*Dataset records*
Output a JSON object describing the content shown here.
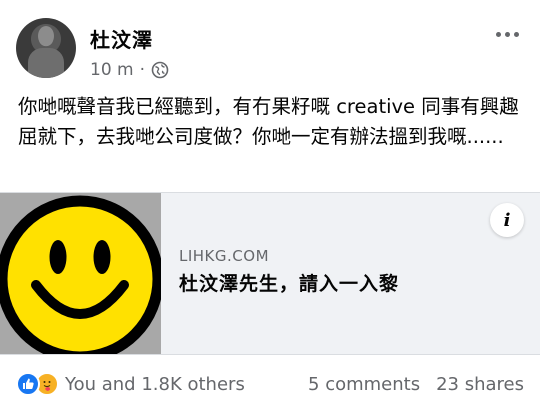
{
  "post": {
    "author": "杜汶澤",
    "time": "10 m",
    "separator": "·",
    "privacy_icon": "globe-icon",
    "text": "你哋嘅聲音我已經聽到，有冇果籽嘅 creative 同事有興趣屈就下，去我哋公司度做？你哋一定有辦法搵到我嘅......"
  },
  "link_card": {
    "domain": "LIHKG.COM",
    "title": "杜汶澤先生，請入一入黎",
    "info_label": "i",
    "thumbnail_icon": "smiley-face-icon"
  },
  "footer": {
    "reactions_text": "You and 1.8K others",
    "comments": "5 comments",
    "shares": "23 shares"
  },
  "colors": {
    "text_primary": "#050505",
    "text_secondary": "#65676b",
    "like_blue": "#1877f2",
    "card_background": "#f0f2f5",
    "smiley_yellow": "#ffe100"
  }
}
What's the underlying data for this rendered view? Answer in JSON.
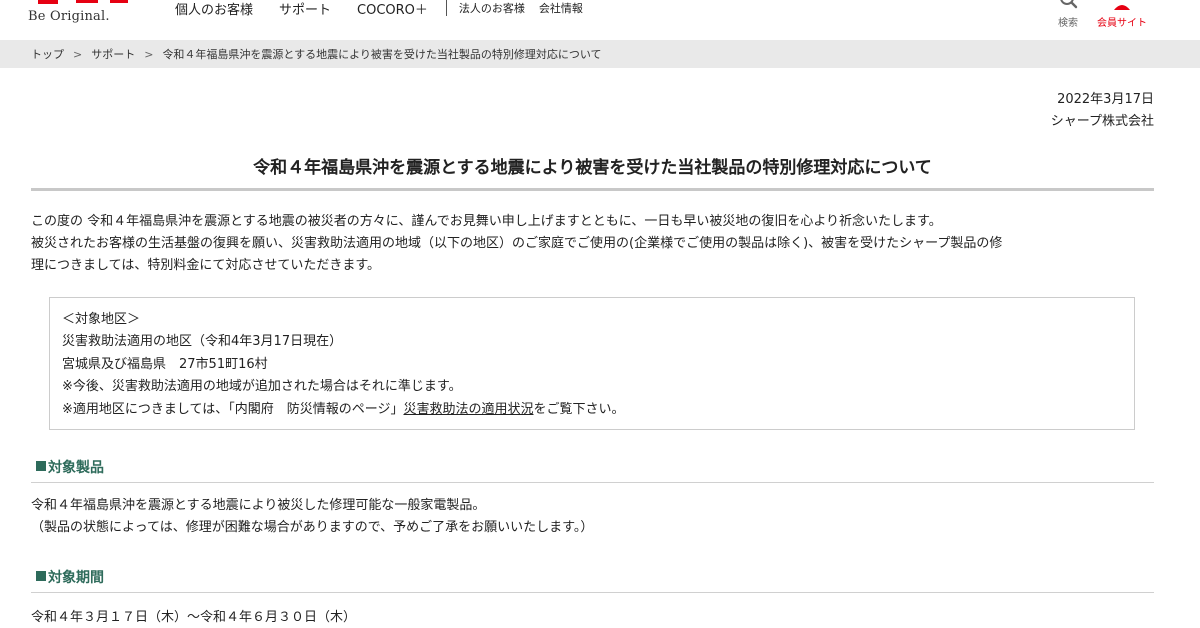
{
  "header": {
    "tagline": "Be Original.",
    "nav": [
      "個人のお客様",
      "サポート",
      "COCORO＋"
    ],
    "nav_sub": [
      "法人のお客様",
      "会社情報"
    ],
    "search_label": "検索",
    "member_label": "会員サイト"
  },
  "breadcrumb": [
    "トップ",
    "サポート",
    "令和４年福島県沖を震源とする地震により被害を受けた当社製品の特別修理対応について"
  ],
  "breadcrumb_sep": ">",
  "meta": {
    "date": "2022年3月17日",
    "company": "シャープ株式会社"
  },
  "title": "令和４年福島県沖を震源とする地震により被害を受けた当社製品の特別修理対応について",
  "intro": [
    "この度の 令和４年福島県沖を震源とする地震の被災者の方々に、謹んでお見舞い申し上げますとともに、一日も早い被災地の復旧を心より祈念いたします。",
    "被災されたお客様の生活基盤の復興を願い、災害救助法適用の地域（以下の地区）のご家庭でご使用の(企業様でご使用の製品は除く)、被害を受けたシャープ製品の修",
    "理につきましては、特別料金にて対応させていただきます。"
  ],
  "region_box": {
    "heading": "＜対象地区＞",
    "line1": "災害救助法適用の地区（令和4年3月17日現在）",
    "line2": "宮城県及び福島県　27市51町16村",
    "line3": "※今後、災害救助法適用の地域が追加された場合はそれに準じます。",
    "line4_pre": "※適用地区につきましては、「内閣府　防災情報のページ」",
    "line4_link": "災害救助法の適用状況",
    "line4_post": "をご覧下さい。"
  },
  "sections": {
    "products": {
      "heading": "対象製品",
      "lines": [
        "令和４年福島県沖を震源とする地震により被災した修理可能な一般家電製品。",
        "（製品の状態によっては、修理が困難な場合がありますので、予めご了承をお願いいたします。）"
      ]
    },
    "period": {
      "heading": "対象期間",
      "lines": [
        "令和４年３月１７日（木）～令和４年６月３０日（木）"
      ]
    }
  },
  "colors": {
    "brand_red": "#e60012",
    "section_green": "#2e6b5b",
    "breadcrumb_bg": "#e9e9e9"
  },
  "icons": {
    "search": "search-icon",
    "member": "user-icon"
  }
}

*What is required*
Output every entry verbatim. Pictures do not belong in the copy.

*Exercise solution*
Output a JSON object describing the content shown here.
{
  "post": {
    "author": "杜汶澤",
    "time": "10 m",
    "separator": "·",
    "privacy_icon": "globe-icon",
    "text": "你哋嘅聲音我已經聽到，有冇果籽嘅 creative 同事有興趣屈就下，去我哋公司度做？你哋一定有辦法搵到我嘅......"
  },
  "link_card": {
    "domain": "LIHKG.COM",
    "title": "杜汶澤先生，請入一入黎",
    "info_label": "i",
    "thumbnail_icon": "smiley-face-icon"
  },
  "footer": {
    "reactions_text": "You and 1.8K others",
    "comments": "5 comments",
    "shares": "23 shares"
  },
  "colors": {
    "text_primary": "#050505",
    "text_secondary": "#65676b",
    "like_blue": "#1877f2",
    "card_background": "#f0f2f5",
    "smiley_yellow": "#ffe100"
  }
}
What's the underlying data for this rendered view? Answer in JSON.
{
  "header": {
    "tagline": "Be Original.",
    "nav": [
      "個人のお客様",
      "サポート",
      "COCORO＋"
    ],
    "nav_sub": [
      "法人のお客様",
      "会社情報"
    ],
    "search_label": "検索",
    "member_label": "会員サイト"
  },
  "breadcrumb": [
    "トップ",
    "サポート",
    "令和４年福島県沖を震源とする地震により被害を受けた当社製品の特別修理対応について"
  ],
  "breadcrumb_sep": ">",
  "meta": {
    "date": "2022年3月17日",
    "company": "シャープ株式会社"
  },
  "title": "令和４年福島県沖を震源とする地震により被害を受けた当社製品の特別修理対応について",
  "intro": [
    "この度の 令和４年福島県沖を震源とする地震の被災者の方々に、謹んでお見舞い申し上げますとともに、一日も早い被災地の復旧を心より祈念いたします。",
    "被災されたお客様の生活基盤の復興を願い、災害救助法適用の地域（以下の地区）のご家庭でご使用の(企業様でご使用の製品は除く)、被害を受けたシャープ製品の修",
    "理につきましては、特別料金にて対応させていただきます。"
  ],
  "region_box": {
    "heading": "＜対象地区＞",
    "line1": "災害救助法適用の地区（令和4年3月17日現在）",
    "line2": "宮城県及び福島県　27市51町16村",
    "line3": "※今後、災害救助法適用の地域が追加された場合はそれに準じます。",
    "line4_pre": "※適用地区につきましては、「内閣府　防災情報のページ」",
    "line4_link": "災害救助法の適用状況",
    "line4_post": "をご覧下さい。"
  },
  "sections": {
    "products": {
      "heading": "対象製品",
      "lines": [
        "令和４年福島県沖を震源とする地震により被災した修理可能な一般家電製品。",
        "（製品の状態によっては、修理が困難な場合がありますので、予めご了承をお願いいたします。）"
      ]
    },
    "period": {
      "heading": "対象期間",
      "lines": [
        "令和４年３月１７日（木）～令和４年６月３０日（木）"
      ]
    }
  },
  "colors": {
    "brand_red": "#e60012",
    "section_green": "#2e6b5b",
    "breadcrumb_bg": "#e9e9e9"
  },
  "icons": {
    "search": "search-icon",
    "member": "user-icon"
  }
}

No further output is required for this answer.